## Exercise details
Reproduce each line exactly.
=== Stored rows ===
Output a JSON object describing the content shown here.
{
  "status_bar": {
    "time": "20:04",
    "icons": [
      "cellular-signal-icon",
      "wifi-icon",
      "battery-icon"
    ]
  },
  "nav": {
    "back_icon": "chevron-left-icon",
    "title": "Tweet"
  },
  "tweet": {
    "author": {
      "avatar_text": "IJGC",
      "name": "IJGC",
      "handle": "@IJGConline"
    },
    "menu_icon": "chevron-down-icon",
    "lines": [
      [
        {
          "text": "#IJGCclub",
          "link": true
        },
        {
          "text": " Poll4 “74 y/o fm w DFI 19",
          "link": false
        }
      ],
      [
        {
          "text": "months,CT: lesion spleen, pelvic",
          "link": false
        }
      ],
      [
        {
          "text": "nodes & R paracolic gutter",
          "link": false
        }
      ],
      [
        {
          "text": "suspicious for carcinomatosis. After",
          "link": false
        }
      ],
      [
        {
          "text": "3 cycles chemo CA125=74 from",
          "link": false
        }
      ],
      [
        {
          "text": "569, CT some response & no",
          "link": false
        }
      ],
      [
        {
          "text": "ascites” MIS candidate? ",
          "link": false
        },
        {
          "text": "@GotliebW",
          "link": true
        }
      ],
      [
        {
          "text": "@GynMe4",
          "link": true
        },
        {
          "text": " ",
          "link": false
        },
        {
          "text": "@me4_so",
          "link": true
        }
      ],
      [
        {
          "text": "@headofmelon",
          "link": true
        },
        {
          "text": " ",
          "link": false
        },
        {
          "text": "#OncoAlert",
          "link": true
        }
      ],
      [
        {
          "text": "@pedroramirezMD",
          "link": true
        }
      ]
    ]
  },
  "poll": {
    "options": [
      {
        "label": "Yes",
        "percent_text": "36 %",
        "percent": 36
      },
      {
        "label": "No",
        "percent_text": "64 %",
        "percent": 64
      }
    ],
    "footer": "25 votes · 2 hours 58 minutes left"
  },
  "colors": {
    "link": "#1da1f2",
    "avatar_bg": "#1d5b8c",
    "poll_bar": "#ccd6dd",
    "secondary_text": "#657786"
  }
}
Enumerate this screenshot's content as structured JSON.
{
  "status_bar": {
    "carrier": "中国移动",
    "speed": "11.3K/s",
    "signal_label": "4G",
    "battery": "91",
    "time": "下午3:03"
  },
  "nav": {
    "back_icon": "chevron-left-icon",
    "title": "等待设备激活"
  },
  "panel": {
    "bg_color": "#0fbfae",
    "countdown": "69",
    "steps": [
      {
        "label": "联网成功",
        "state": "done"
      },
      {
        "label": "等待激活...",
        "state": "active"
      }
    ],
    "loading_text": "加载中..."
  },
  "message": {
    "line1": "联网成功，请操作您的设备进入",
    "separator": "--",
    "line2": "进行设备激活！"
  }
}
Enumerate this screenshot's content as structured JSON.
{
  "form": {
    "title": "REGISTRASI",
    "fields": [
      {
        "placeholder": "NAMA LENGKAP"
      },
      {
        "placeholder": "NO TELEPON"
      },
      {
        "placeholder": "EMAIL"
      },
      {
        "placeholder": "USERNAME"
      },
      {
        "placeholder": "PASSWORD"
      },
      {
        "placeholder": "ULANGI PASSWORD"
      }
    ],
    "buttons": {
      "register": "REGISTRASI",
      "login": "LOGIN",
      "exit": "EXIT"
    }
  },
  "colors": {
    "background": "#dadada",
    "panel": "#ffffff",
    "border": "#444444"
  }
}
===
## Task result
Output a JSON object describing the content shown here.
{
  "status_bar": {
    "time": "20:04",
    "icons": [
      "cellular-signal-icon",
      "wifi-icon",
      "battery-icon"
    ]
  },
  "nav": {
    "back_icon": "chevron-left-icon",
    "title": "Tweet"
  },
  "tweet": {
    "author": {
      "avatar_text": "IJGC",
      "name": "IJGC",
      "handle": "@IJGConline"
    },
    "menu_icon": "chevron-down-icon",
    "lines": [
      [
        {
          "text": "#IJGCclub",
          "link": true
        },
        {
          "text": " Poll4 “74 y/o fm w DFI 19",
          "link": false
        }
      ],
      [
        {
          "text": "months,CT: lesion spleen, pelvic",
          "link": false
        }
      ],
      [
        {
          "text": "nodes & R paracolic gutter",
          "link": false
        }
      ],
      [
        {
          "text": "suspicious for carcinomatosis. After",
          "link": false
        }
      ],
      [
        {
          "text": "3 cycles chemo CA125=74 from",
          "link": false
        }
      ],
      [
        {
          "text": "569, CT some response & no",
          "link": false
        }
      ],
      [
        {
          "text": "ascites” MIS candidate? ",
          "link": false
        },
        {
          "text": "@GotliebW",
          "link": true
        }
      ],
      [
        {
          "text": "@GynMe4",
          "link": true
        },
        {
          "text": " ",
          "link": false
        },
        {
          "text": "@me4_so",
          "link": true
        }
      ],
      [
        {
          "text": "@headofmelon",
          "link": true
        },
        {
          "text": " ",
          "link": false
        },
        {
          "text": "#OncoAlert",
          "link": true
        }
      ],
      [
        {
          "text": "@pedroramirezMD",
          "link": true
        }
      ]
    ]
  },
  "poll": {
    "options": [
      {
        "label": "Yes",
        "percent_text": "36 %",
        "percent": 36
      },
      {
        "label": "No",
        "percent_text": "64 %",
        "percent": 64
      }
    ],
    "footer": "25 votes · 2 hours 58 minutes left"
  },
  "colors": {
    "link": "#1da1f2",
    "avatar_bg": "#1d5b8c",
    "poll_bar": "#ccd6dd",
    "secondary_text": "#657786"
  }
}
Enumerate this screenshot's content as structured JSON.
{
  "status_bar": {
    "carrier": "中国移动",
    "speed": "11.3K/s",
    "signal_label": "4G",
    "battery": "91",
    "time": "下午3:03"
  },
  "nav": {
    "back_icon": "chevron-left-icon",
    "title": "等待设备激活"
  },
  "panel": {
    "bg_color": "#0fbfae",
    "countdown": "69",
    "steps": [
      {
        "label": "联网成功",
        "state": "done"
      },
      {
        "label": "等待激活...",
        "state": "active"
      }
    ],
    "loading_text": "加载中..."
  },
  "message": {
    "line1": "联网成功，请操作您的设备进入",
    "separator": "--",
    "line2": "进行设备激活！"
  }
}
Enumerate this screenshot's content as structured JSON.
{
  "form": {
    "title": "REGISTRASI",
    "fields": [
      {
        "placeholder": "NAMA LENGKAP"
      },
      {
        "placeholder": "NO TELEPON"
      },
      {
        "placeholder": "EMAIL"
      },
      {
        "placeholder": "USERNAME"
      },
      {
        "placeholder": "PASSWORD"
      },
      {
        "placeholder": "ULANGI PASSWORD"
      }
    ],
    "buttons": {
      "register": "REGISTRASI",
      "login": "LOGIN",
      "exit": "EXIT"
    }
  },
  "colors": {
    "background": "#dadada",
    "panel": "#ffffff",
    "border": "#444444"
  }
}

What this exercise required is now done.